▶ _DATA TO PROCESS_:

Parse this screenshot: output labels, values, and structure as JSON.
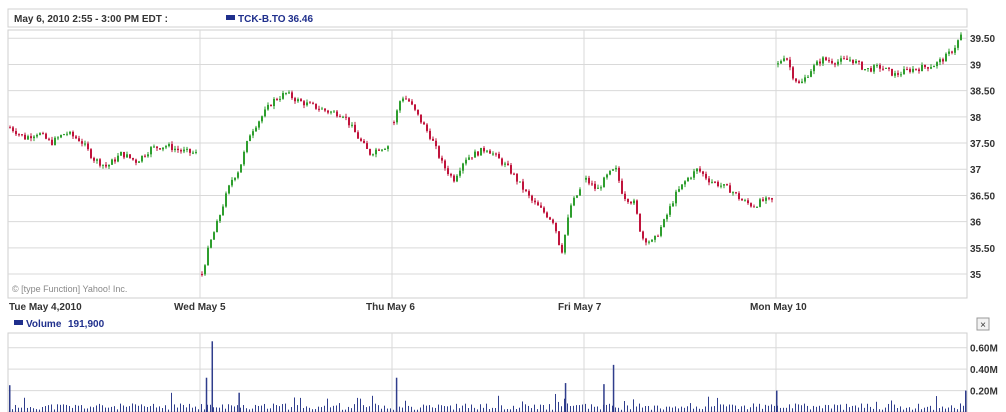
{
  "header": {
    "time_range": "May 6, 2010 2:55 - 3:00 PM EDT :",
    "symbol_label": "TCK-B.TO",
    "symbol_value": "36.46"
  },
  "volume_header": {
    "label": "Volume",
    "value": "191,900",
    "close_glyph": "×"
  },
  "watermark": "© [type Function] Yahoo! Inc.",
  "colors": {
    "up": "#2e9e2e",
    "down": "#c0143c",
    "grid": "#d9d9d9",
    "volume": "#2f3d8c",
    "legend_blue": "#1f2f8c"
  },
  "chart_data": [
    {
      "type": "candlestick",
      "title": "TCK-B.TO",
      "x": [
        "Tue May 4,2010",
        "Wed May 5",
        "Thu May 6",
        "Fri May 7",
        "Mon May 10"
      ],
      "y_ticks": [
        "35",
        "35.50",
        "36",
        "36.50",
        "37",
        "37.50",
        "38",
        "38.50",
        "39",
        "39.50"
      ],
      "ylim": [
        34.6,
        39.6
      ],
      "grid": true,
      "series": [
        {
          "days": [
            {
              "label": "Tue May 4,2010",
              "points": [
                [
                  0,
                  37.8
                ],
                [
                  0.08,
                  37.6
                ],
                [
                  0.15,
                  37.7
                ],
                [
                  0.22,
                  37.5
                ],
                [
                  0.3,
                  37.7
                ],
                [
                  0.38,
                  37.55
                ],
                [
                  0.45,
                  37.2
                ],
                [
                  0.52,
                  37.05
                ],
                [
                  0.6,
                  37.3
                ],
                [
                  0.68,
                  37.15
                ],
                [
                  0.76,
                  37.4
                ],
                [
                  0.84,
                  37.45
                ],
                [
                  0.92,
                  37.35
                ],
                [
                  1,
                  37.3
                ]
              ]
            },
            {
              "label": "Wed May 5",
              "points": [
                [
                  0,
                  35.0
                ],
                [
                  0.04,
                  35.55
                ],
                [
                  0.08,
                  35.95
                ],
                [
                  0.12,
                  36.4
                ],
                [
                  0.16,
                  36.8
                ],
                [
                  0.2,
                  37.0
                ],
                [
                  0.26,
                  37.7
                ],
                [
                  0.32,
                  38.0
                ],
                [
                  0.38,
                  38.3
                ],
                [
                  0.45,
                  38.45
                ],
                [
                  0.52,
                  38.3
                ],
                [
                  0.6,
                  38.2
                ],
                [
                  0.68,
                  38.1
                ],
                [
                  0.76,
                  38.05
                ],
                [
                  0.84,
                  37.6
                ],
                [
                  0.9,
                  37.3
                ],
                [
                  0.95,
                  37.4
                ],
                [
                  1,
                  37.45
                ]
              ]
            },
            {
              "label": "Thu May 6",
              "points": [
                [
                  0,
                  37.9
                ],
                [
                  0.04,
                  38.4
                ],
                [
                  0.08,
                  38.3
                ],
                [
                  0.14,
                  37.95
                ],
                [
                  0.2,
                  37.6
                ],
                [
                  0.26,
                  37.1
                ],
                [
                  0.32,
                  36.8
                ],
                [
                  0.38,
                  37.2
                ],
                [
                  0.44,
                  37.3
                ],
                [
                  0.5,
                  37.4
                ],
                [
                  0.56,
                  37.2
                ],
                [
                  0.62,
                  37.0
                ],
                [
                  0.68,
                  36.7
                ],
                [
                  0.74,
                  36.4
                ],
                [
                  0.8,
                  36.2
                ],
                [
                  0.86,
                  36.0
                ],
                [
                  0.9,
                  35.4
                ],
                [
                  0.95,
                  36.3
                ],
                [
                  1,
                  36.6
                ]
              ]
            },
            {
              "label": "Fri May 7",
              "points": [
                [
                  0,
                  36.8
                ],
                [
                  0.06,
                  36.6
                ],
                [
                  0.12,
                  36.9
                ],
                [
                  0.16,
                  37.0
                ],
                [
                  0.2,
                  36.5
                ],
                [
                  0.26,
                  36.35
                ],
                [
                  0.3,
                  35.7
                ],
                [
                  0.36,
                  35.6
                ],
                [
                  0.42,
                  36.0
                ],
                [
                  0.48,
                  36.5
                ],
                [
                  0.54,
                  36.8
                ],
                [
                  0.6,
                  37.0
                ],
                [
                  0.66,
                  36.8
                ],
                [
                  0.72,
                  36.7
                ],
                [
                  0.78,
                  36.6
                ],
                [
                  0.84,
                  36.4
                ],
                [
                  0.9,
                  36.3
                ],
                [
                  0.95,
                  36.4
                ],
                [
                  1,
                  36.4
                ]
              ]
            },
            {
              "label": "Mon May 10",
              "points": [
                [
                  0,
                  39.0
                ],
                [
                  0.04,
                  39.2
                ],
                [
                  0.08,
                  38.8
                ],
                [
                  0.12,
                  38.6
                ],
                [
                  0.18,
                  38.9
                ],
                [
                  0.24,
                  39.1
                ],
                [
                  0.32,
                  39.05
                ],
                [
                  0.4,
                  39.1
                ],
                [
                  0.48,
                  38.9
                ],
                [
                  0.56,
                  38.95
                ],
                [
                  0.64,
                  38.8
                ],
                [
                  0.72,
                  38.9
                ],
                [
                  0.8,
                  38.95
                ],
                [
                  0.86,
                  39.0
                ],
                [
                  0.92,
                  39.15
                ],
                [
                  0.96,
                  39.3
                ],
                [
                  1,
                  39.55
                ]
              ]
            }
          ]
        }
      ]
    },
    {
      "type": "bar",
      "title": "Volume",
      "y_ticks": [
        "0.20M",
        "0.40M",
        "0.60M"
      ],
      "ylim": [
        0,
        0.7
      ],
      "spikes": [
        {
          "day": 1,
          "pos": 0.06,
          "value": 0.66
        },
        {
          "day": 1,
          "pos": 0.03,
          "value": 0.32
        },
        {
          "day": 1,
          "pos": 0.2,
          "value": 0.18
        },
        {
          "day": 2,
          "pos": 0.02,
          "value": 0.32
        },
        {
          "day": 2,
          "pos": 0.9,
          "value": 0.27
        },
        {
          "day": 3,
          "pos": 0.15,
          "value": 0.44
        },
        {
          "day": 3,
          "pos": 0.1,
          "value": 0.26
        },
        {
          "day": 0,
          "pos": 0.0,
          "value": 0.25
        },
        {
          "day": 4,
          "pos": 0.0,
          "value": 0.2
        },
        {
          "day": 4,
          "pos": 1.0,
          "value": 0.2
        }
      ]
    }
  ]
}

▶ _WORK TO BE COMPLETED_: Write out all the entries again, word for word, and print no images.

▶ _WRITTEN RESPONSE_:
Parse this screenshot: output labels, values, and structure as JSON.
{
  "header": {
    "time_range": "May 6, 2010 2:55 - 3:00 PM EDT :",
    "symbol_label": "TCK-B.TO",
    "symbol_value": "36.46"
  },
  "volume_header": {
    "label": "Volume",
    "value": "191,900",
    "close_glyph": "×"
  },
  "watermark": "© [type Function] Yahoo! Inc.",
  "colors": {
    "up": "#2e9e2e",
    "down": "#c0143c",
    "grid": "#d9d9d9",
    "volume": "#2f3d8c",
    "legend_blue": "#1f2f8c"
  },
  "chart_data": [
    {
      "type": "candlestick",
      "title": "TCK-B.TO",
      "x": [
        "Tue May 4,2010",
        "Wed May 5",
        "Thu May 6",
        "Fri May 7",
        "Mon May 10"
      ],
      "y_ticks": [
        "35",
        "35.50",
        "36",
        "36.50",
        "37",
        "37.50",
        "38",
        "38.50",
        "39",
        "39.50"
      ],
      "ylim": [
        34.6,
        39.6
      ],
      "grid": true,
      "series": [
        {
          "days": [
            {
              "label": "Tue May 4,2010",
              "points": [
                [
                  0,
                  37.8
                ],
                [
                  0.08,
                  37.6
                ],
                [
                  0.15,
                  37.7
                ],
                [
                  0.22,
                  37.5
                ],
                [
                  0.3,
                  37.7
                ],
                [
                  0.38,
                  37.55
                ],
                [
                  0.45,
                  37.2
                ],
                [
                  0.52,
                  37.05
                ],
                [
                  0.6,
                  37.3
                ],
                [
                  0.68,
                  37.15
                ],
                [
                  0.76,
                  37.4
                ],
                [
                  0.84,
                  37.45
                ],
                [
                  0.92,
                  37.35
                ],
                [
                  1,
                  37.3
                ]
              ]
            },
            {
              "label": "Wed May 5",
              "points": [
                [
                  0,
                  35.0
                ],
                [
                  0.04,
                  35.55
                ],
                [
                  0.08,
                  35.95
                ],
                [
                  0.12,
                  36.4
                ],
                [
                  0.16,
                  36.8
                ],
                [
                  0.2,
                  37.0
                ],
                [
                  0.26,
                  37.7
                ],
                [
                  0.32,
                  38.0
                ],
                [
                  0.38,
                  38.3
                ],
                [
                  0.45,
                  38.45
                ],
                [
                  0.52,
                  38.3
                ],
                [
                  0.6,
                  38.2
                ],
                [
                  0.68,
                  38.1
                ],
                [
                  0.76,
                  38.05
                ],
                [
                  0.84,
                  37.6
                ],
                [
                  0.9,
                  37.3
                ],
                [
                  0.95,
                  37.4
                ],
                [
                  1,
                  37.45
                ]
              ]
            },
            {
              "label": "Thu May 6",
              "points": [
                [
                  0,
                  37.9
                ],
                [
                  0.04,
                  38.4
                ],
                [
                  0.08,
                  38.3
                ],
                [
                  0.14,
                  37.95
                ],
                [
                  0.2,
                  37.6
                ],
                [
                  0.26,
                  37.1
                ],
                [
                  0.32,
                  36.8
                ],
                [
                  0.38,
                  37.2
                ],
                [
                  0.44,
                  37.3
                ],
                [
                  0.5,
                  37.4
                ],
                [
                  0.56,
                  37.2
                ],
                [
                  0.62,
                  37.0
                ],
                [
                  0.68,
                  36.7
                ],
                [
                  0.74,
                  36.4
                ],
                [
                  0.8,
                  36.2
                ],
                [
                  0.86,
                  36.0
                ],
                [
                  0.9,
                  35.4
                ],
                [
                  0.95,
                  36.3
                ],
                [
                  1,
                  36.6
                ]
              ]
            },
            {
              "label": "Fri May 7",
              "points": [
                [
                  0,
                  36.8
                ],
                [
                  0.06,
                  36.6
                ],
                [
                  0.12,
                  36.9
                ],
                [
                  0.16,
                  37.0
                ],
                [
                  0.2,
                  36.5
                ],
                [
                  0.26,
                  36.35
                ],
                [
                  0.3,
                  35.7
                ],
                [
                  0.36,
                  35.6
                ],
                [
                  0.42,
                  36.0
                ],
                [
                  0.48,
                  36.5
                ],
                [
                  0.54,
                  36.8
                ],
                [
                  0.6,
                  37.0
                ],
                [
                  0.66,
                  36.8
                ],
                [
                  0.72,
                  36.7
                ],
                [
                  0.78,
                  36.6
                ],
                [
                  0.84,
                  36.4
                ],
                [
                  0.9,
                  36.3
                ],
                [
                  0.95,
                  36.4
                ],
                [
                  1,
                  36.4
                ]
              ]
            },
            {
              "label": "Mon May 10",
              "points": [
                [
                  0,
                  39.0
                ],
                [
                  0.04,
                  39.2
                ],
                [
                  0.08,
                  38.8
                ],
                [
                  0.12,
                  38.6
                ],
                [
                  0.18,
                  38.9
                ],
                [
                  0.24,
                  39.1
                ],
                [
                  0.32,
                  39.05
                ],
                [
                  0.4,
                  39.1
                ],
                [
                  0.48,
                  38.9
                ],
                [
                  0.56,
                  38.95
                ],
                [
                  0.64,
                  38.8
                ],
                [
                  0.72,
                  38.9
                ],
                [
                  0.8,
                  38.95
                ],
                [
                  0.86,
                  39.0
                ],
                [
                  0.92,
                  39.15
                ],
                [
                  0.96,
                  39.3
                ],
                [
                  1,
                  39.55
                ]
              ]
            }
          ]
        }
      ]
    },
    {
      "type": "bar",
      "title": "Volume",
      "y_ticks": [
        "0.20M",
        "0.40M",
        "0.60M"
      ],
      "ylim": [
        0,
        0.7
      ],
      "spikes": [
        {
          "day": 1,
          "pos": 0.06,
          "value": 0.66
        },
        {
          "day": 1,
          "pos": 0.03,
          "value": 0.32
        },
        {
          "day": 1,
          "pos": 0.2,
          "value": 0.18
        },
        {
          "day": 2,
          "pos": 0.02,
          "value": 0.32
        },
        {
          "day": 2,
          "pos": 0.9,
          "value": 0.27
        },
        {
          "day": 3,
          "pos": 0.15,
          "value": 0.44
        },
        {
          "day": 3,
          "pos": 0.1,
          "value": 0.26
        },
        {
          "day": 0,
          "pos": 0.0,
          "value": 0.25
        },
        {
          "day": 4,
          "pos": 0.0,
          "value": 0.2
        },
        {
          "day": 4,
          "pos": 1.0,
          "value": 0.2
        }
      ]
    }
  ]
}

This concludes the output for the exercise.